> [Data to use]:
◆ ◆ ◆ ◆ ◆

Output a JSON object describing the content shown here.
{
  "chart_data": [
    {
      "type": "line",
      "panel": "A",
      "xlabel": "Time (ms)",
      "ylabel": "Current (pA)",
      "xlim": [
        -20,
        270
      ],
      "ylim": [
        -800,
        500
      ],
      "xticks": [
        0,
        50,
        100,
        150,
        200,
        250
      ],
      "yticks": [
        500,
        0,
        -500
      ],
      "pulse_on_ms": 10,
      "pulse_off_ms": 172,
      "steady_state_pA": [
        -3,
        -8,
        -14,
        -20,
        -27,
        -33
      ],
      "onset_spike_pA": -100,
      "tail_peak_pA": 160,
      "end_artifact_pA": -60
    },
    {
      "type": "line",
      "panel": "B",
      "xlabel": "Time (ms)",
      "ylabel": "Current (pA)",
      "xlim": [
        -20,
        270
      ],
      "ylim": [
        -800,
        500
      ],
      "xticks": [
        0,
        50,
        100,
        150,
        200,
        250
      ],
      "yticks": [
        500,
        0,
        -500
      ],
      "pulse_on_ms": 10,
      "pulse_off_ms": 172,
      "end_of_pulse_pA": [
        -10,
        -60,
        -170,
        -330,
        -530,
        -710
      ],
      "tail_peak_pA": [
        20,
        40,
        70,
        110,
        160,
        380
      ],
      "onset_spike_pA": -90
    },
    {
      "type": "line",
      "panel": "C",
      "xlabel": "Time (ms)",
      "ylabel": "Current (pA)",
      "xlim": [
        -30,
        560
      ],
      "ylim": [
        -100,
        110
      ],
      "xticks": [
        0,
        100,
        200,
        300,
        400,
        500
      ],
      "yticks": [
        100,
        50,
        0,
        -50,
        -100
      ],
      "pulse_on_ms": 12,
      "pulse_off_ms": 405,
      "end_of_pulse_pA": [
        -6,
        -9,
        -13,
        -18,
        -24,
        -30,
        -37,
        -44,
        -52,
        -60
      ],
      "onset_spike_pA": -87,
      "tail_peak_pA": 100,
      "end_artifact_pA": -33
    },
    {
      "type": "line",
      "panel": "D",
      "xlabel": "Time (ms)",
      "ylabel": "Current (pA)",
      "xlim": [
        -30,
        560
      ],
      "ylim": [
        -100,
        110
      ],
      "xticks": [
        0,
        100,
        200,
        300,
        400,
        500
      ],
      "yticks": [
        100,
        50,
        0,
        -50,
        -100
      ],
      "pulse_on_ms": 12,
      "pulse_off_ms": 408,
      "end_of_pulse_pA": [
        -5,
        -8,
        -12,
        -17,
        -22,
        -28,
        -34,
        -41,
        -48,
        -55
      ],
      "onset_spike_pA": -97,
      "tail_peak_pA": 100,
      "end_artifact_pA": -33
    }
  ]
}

◆ ◆ ◆ ◆ ◆

> [Exercise goal]: Take the material above and return all of it exactly.

> [Correct response]:
Output a JSON object describing the content shown here.
{
  "chart_data": [
    {
      "type": "line",
      "panel": "A",
      "xlabel": "Time (ms)",
      "ylabel": "Current (pA)",
      "xlim": [
        -20,
        270
      ],
      "ylim": [
        -800,
        500
      ],
      "xticks": [
        0,
        50,
        100,
        150,
        200,
        250
      ],
      "yticks": [
        500,
        0,
        -500
      ],
      "pulse_on_ms": 10,
      "pulse_off_ms": 172,
      "steady_state_pA": [
        -3,
        -8,
        -14,
        -20,
        -27,
        -33
      ],
      "onset_spike_pA": -100,
      "tail_peak_pA": 160,
      "end_artifact_pA": -60
    },
    {
      "type": "line",
      "panel": "B",
      "xlabel": "Time (ms)",
      "ylabel": "Current (pA)",
      "xlim": [
        -20,
        270
      ],
      "ylim": [
        -800,
        500
      ],
      "xticks": [
        0,
        50,
        100,
        150,
        200,
        250
      ],
      "yticks": [
        500,
        0,
        -500
      ],
      "pulse_on_ms": 10,
      "pulse_off_ms": 172,
      "end_of_pulse_pA": [
        -10,
        -60,
        -170,
        -330,
        -530,
        -710
      ],
      "tail_peak_pA": [
        20,
        40,
        70,
        110,
        160,
        380
      ],
      "onset_spike_pA": -90
    },
    {
      "type": "line",
      "panel": "C",
      "xlabel": "Time (ms)",
      "ylabel": "Current (pA)",
      "xlim": [
        -30,
        560
      ],
      "ylim": [
        -100,
        110
      ],
      "xticks": [
        0,
        100,
        200,
        300,
        400,
        500
      ],
      "yticks": [
        100,
        50,
        0,
        -50,
        -100
      ],
      "pulse_on_ms": 12,
      "pulse_off_ms": 405,
      "end_of_pulse_pA": [
        -6,
        -9,
        -13,
        -18,
        -24,
        -30,
        -37,
        -44,
        -52,
        -60
      ],
      "onset_spike_pA": -87,
      "tail_peak_pA": 100,
      "end_artifact_pA": -33
    },
    {
      "type": "line",
      "panel": "D",
      "xlabel": "Time (ms)",
      "ylabel": "Current (pA)",
      "xlim": [
        -30,
        560
      ],
      "ylim": [
        -100,
        110
      ],
      "xticks": [
        0,
        100,
        200,
        300,
        400,
        500
      ],
      "yticks": [
        100,
        50,
        0,
        -50,
        -100
      ],
      "pulse_on_ms": 12,
      "pulse_off_ms": 408,
      "end_of_pulse_pA": [
        -5,
        -8,
        -12,
        -17,
        -22,
        -28,
        -34,
        -41,
        -48,
        -55
      ],
      "onset_spike_pA": -97,
      "tail_peak_pA": 100,
      "end_artifact_pA": -33
    }
  ]
}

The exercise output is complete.